**Required task:**
Can you turn the listing, from its first line through the line containing "paragraph-3-8-24: 3.8.24. У", into a JSON list of strings with one string per line and blank lines left out?

┌─ Given data

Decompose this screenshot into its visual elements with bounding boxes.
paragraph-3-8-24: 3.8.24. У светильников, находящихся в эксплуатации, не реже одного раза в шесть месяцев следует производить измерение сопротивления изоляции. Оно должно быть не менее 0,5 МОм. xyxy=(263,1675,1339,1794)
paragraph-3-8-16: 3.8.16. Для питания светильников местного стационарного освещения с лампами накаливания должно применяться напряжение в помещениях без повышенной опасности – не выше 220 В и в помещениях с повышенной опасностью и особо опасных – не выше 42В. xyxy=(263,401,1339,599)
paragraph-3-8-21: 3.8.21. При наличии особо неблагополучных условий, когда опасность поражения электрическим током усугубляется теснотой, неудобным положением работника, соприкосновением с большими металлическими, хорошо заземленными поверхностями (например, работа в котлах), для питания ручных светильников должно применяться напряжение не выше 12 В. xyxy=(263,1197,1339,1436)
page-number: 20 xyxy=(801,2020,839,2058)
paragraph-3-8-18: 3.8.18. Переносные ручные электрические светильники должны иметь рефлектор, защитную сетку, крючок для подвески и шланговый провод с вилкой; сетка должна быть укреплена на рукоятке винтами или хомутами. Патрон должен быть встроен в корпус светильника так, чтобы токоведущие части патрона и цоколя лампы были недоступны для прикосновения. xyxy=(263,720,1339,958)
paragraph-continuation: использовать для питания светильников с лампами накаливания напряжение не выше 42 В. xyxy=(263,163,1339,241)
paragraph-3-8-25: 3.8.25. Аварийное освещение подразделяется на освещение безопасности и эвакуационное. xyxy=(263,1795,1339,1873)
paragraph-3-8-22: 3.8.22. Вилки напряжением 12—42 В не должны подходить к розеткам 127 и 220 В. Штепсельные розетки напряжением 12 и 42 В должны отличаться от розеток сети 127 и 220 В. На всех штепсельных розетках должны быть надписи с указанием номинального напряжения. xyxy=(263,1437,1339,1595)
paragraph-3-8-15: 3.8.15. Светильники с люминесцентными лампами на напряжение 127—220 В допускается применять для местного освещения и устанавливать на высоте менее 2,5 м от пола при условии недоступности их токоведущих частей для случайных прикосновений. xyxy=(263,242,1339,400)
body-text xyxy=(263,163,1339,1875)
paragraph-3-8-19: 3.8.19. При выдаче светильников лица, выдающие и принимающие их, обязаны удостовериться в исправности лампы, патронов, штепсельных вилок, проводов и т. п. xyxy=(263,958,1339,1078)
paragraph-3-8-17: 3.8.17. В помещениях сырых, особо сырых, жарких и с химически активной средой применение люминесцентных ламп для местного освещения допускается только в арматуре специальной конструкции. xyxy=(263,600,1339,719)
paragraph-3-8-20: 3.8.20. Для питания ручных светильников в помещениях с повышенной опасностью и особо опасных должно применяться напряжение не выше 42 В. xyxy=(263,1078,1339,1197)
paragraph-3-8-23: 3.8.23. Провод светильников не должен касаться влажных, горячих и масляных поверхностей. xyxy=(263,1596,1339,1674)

└─

**Task response:**
[
  "Decompose this screenshot into its visual elements with bounding boxes.",
  "paragraph-3-8-24: 3.8.24. У светильников, находящихся в эксплуатации, не реже одного раза в шесть месяцев следует производить измерение сопротивления изоляции. Оно должно быть не менее 0,5 МОм. xyxy=(263,1675,1339,1794)"
]